**Exercise:** Copy out all the data, word for word.

--- --- ---

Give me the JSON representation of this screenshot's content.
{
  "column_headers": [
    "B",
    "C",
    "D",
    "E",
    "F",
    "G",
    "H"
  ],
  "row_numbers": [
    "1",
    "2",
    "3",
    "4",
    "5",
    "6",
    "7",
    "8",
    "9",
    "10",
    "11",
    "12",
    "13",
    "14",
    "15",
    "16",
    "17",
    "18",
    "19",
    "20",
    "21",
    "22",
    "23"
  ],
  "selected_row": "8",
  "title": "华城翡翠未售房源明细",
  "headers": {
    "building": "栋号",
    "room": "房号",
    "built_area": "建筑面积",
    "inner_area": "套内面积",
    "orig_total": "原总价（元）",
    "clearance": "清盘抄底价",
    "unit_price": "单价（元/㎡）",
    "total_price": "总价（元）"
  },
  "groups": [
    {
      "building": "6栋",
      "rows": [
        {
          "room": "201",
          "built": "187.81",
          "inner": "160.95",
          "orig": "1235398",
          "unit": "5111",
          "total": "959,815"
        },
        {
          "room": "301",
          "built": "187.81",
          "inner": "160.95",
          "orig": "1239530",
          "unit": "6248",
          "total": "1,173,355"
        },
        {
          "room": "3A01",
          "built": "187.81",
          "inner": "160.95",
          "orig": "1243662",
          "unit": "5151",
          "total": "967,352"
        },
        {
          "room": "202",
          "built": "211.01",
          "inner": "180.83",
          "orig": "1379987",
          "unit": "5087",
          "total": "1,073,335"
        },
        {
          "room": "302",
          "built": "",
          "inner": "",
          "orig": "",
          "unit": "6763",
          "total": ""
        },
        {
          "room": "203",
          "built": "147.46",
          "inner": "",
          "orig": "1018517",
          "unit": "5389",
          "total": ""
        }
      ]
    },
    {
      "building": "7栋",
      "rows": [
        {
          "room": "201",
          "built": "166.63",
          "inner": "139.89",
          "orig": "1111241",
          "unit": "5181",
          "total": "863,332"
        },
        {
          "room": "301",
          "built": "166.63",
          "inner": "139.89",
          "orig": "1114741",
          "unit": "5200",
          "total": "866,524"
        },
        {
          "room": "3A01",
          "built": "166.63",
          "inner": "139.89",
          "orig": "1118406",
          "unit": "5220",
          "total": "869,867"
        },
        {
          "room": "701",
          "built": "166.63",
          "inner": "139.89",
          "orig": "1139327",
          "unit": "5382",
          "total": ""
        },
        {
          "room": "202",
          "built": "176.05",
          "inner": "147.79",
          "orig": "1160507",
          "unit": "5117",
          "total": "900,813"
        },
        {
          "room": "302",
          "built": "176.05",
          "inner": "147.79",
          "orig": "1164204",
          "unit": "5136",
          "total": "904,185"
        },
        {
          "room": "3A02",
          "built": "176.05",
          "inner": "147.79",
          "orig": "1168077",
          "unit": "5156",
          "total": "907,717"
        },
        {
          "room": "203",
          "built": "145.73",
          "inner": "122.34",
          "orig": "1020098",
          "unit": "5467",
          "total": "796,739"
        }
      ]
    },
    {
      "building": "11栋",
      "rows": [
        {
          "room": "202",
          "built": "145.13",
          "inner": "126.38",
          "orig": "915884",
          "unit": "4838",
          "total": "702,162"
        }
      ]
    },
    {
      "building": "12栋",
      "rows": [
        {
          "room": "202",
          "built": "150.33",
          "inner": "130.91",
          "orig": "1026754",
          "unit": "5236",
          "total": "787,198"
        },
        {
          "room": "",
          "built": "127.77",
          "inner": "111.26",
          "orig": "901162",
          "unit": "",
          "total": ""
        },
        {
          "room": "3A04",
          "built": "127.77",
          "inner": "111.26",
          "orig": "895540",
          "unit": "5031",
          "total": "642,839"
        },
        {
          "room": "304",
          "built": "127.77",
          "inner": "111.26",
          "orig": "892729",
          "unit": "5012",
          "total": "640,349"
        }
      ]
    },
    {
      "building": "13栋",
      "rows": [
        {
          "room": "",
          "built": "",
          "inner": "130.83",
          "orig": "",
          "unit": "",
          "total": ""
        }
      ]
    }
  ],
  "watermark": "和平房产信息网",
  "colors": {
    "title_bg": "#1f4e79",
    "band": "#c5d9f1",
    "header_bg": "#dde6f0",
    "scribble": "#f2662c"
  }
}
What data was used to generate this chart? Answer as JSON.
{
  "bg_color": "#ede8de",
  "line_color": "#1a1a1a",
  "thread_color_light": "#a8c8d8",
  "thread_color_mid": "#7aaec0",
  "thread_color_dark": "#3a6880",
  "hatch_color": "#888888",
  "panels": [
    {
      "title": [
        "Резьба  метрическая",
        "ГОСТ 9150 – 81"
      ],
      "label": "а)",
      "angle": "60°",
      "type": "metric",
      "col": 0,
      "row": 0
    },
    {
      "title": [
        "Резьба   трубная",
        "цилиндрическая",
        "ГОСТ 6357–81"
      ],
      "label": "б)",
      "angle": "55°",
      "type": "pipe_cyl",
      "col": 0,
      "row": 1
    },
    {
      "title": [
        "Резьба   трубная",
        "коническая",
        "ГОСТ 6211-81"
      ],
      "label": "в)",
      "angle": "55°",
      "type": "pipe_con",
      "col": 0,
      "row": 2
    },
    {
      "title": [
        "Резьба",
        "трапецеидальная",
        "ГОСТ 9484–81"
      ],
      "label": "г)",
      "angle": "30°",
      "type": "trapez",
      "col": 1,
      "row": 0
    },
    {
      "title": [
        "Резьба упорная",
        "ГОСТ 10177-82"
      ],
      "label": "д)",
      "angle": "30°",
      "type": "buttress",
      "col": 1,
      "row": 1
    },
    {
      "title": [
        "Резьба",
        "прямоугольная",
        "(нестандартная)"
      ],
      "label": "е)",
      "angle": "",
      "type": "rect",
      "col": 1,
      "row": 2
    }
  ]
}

--- --- ---

**Solution:**
Give me the JSON representation of this screenshot's content.
{
  "column_headers": [
    "B",
    "C",
    "D",
    "E",
    "F",
    "G",
    "H"
  ],
  "row_numbers": [
    "1",
    "2",
    "3",
    "4",
    "5",
    "6",
    "7",
    "8",
    "9",
    "10",
    "11",
    "12",
    "13",
    "14",
    "15",
    "16",
    "17",
    "18",
    "19",
    "20",
    "21",
    "22",
    "23"
  ],
  "selected_row": "8",
  "title": "华城翡翠未售房源明细",
  "headers": {
    "building": "栋号",
    "room": "房号",
    "built_area": "建筑面积",
    "inner_area": "套内面积",
    "orig_total": "原总价（元）",
    "clearance": "清盘抄底价",
    "unit_price": "单价（元/㎡）",
    "total_price": "总价（元）"
  },
  "groups": [
    {
      "building": "6栋",
      "rows": [
        {
          "room": "201",
          "built": "187.81",
          "inner": "160.95",
          "orig": "1235398",
          "unit": "5111",
          "total": "959,815"
        },
        {
          "room": "301",
          "built": "187.81",
          "inner": "160.95",
          "orig": "1239530",
          "unit": "6248",
          "total": "1,173,355"
        },
        {
          "room": "3A01",
          "built": "187.81",
          "inner": "160.95",
          "orig": "1243662",
          "unit": "5151",
          "total": "967,352"
        },
        {
          "room": "202",
          "built": "211.01",
          "inner": "180.83",
          "orig": "1379987",
          "unit": "5087",
          "total": "1,073,335"
        },
        {
          "room": "302",
          "built": "",
          "inner": "",
          "orig": "",
          "unit": "6763",
          "total": ""
        },
        {
          "room": "203",
          "built": "147.46",
          "inner": "",
          "orig": "1018517",
          "unit": "5389",
          "total": ""
        }
      ]
    },
    {
      "building": "7栋",
      "rows": [
        {
          "room": "201",
          "built": "166.63",
          "inner": "139.89",
          "orig": "1111241",
          "unit": "5181",
          "total": "863,332"
        },
        {
          "room": "301",
          "built": "166.63",
          "inner": "139.89",
          "orig": "1114741",
          "unit": "5200",
          "total": "866,524"
        },
        {
          "room": "3A01",
          "built": "166.63",
          "inner": "139.89",
          "orig": "1118406",
          "unit": "5220",
          "total": "869,867"
        },
        {
          "room": "701",
          "built": "166.63",
          "inner": "139.89",
          "orig": "1139327",
          "unit": "5382",
          "total": ""
        },
        {
          "room": "202",
          "built": "176.05",
          "inner": "147.79",
          "orig": "1160507",
          "unit": "5117",
          "total": "900,813"
        },
        {
          "room": "302",
          "built": "176.05",
          "inner": "147.79",
          "orig": "1164204",
          "unit": "5136",
          "total": "904,185"
        },
        {
          "room": "3A02",
          "built": "176.05",
          "inner": "147.79",
          "orig": "1168077",
          "unit": "5156",
          "total": "907,717"
        },
        {
          "room": "203",
          "built": "145.73",
          "inner": "122.34",
          "orig": "1020098",
          "unit": "5467",
          "total": "796,739"
        }
      ]
    },
    {
      "building": "11栋",
      "rows": [
        {
          "room": "202",
          "built": "145.13",
          "inner": "126.38",
          "orig": "915884",
          "unit": "4838",
          "total": "702,162"
        }
      ]
    },
    {
      "building": "12栋",
      "rows": [
        {
          "room": "202",
          "built": "150.33",
          "inner": "130.91",
          "orig": "1026754",
          "unit": "5236",
          "total": "787,198"
        },
        {
          "room": "",
          "built": "127.77",
          "inner": "111.26",
          "orig": "901162",
          "unit": "",
          "total": ""
        },
        {
          "room": "3A04",
          "built": "127.77",
          "inner": "111.26",
          "orig": "895540",
          "unit": "5031",
          "total": "642,839"
        },
        {
          "room": "304",
          "built": "127.77",
          "inner": "111.26",
          "orig": "892729",
          "unit": "5012",
          "total": "640,349"
        }
      ]
    },
    {
      "building": "13栋",
      "rows": [
        {
          "room": "",
          "built": "",
          "inner": "130.83",
          "orig": "",
          "unit": "",
          "total": ""
        }
      ]
    }
  ],
  "watermark": "和平房产信息网",
  "colors": {
    "title_bg": "#1f4e79",
    "band": "#c5d9f1",
    "header_bg": "#dde6f0",
    "scribble": "#f2662c"
  }
}
What data was used to generate this chart? Answer as JSON.
{
  "bg_color": "#ede8de",
  "line_color": "#1a1a1a",
  "thread_color_light": "#a8c8d8",
  "thread_color_mid": "#7aaec0",
  "thread_color_dark": "#3a6880",
  "hatch_color": "#888888",
  "panels": [
    {
      "title": [
        "Резьба  метрическая",
        "ГОСТ 9150 – 81"
      ],
      "label": "а)",
      "angle": "60°",
      "type": "metric",
      "col": 0,
      "row": 0
    },
    {
      "title": [
        "Резьба   трубная",
        "цилиндрическая",
        "ГОСТ 6357–81"
      ],
      "label": "б)",
      "angle": "55°",
      "type": "pipe_cyl",
      "col": 0,
      "row": 1
    },
    {
      "title": [
        "Резьба   трубная",
        "коническая",
        "ГОСТ 6211-81"
      ],
      "label": "в)",
      "angle": "55°",
      "type": "pipe_con",
      "col": 0,
      "row": 2
    },
    {
      "title": [
        "Резьба",
        "трапецеидальная",
        "ГОСТ 9484–81"
      ],
      "label": "г)",
      "angle": "30°",
      "type": "trapez",
      "col": 1,
      "row": 0
    },
    {
      "title": [
        "Резьба упорная",
        "ГОСТ 10177-82"
      ],
      "label": "д)",
      "angle": "30°",
      "type": "buttress",
      "col": 1,
      "row": 1
    },
    {
      "title": [
        "Резьба",
        "прямоугольная",
        "(нестандартная)"
      ],
      "label": "е)",
      "angle": "",
      "type": "rect",
      "col": 1,
      "row": 2
    }
  ]
}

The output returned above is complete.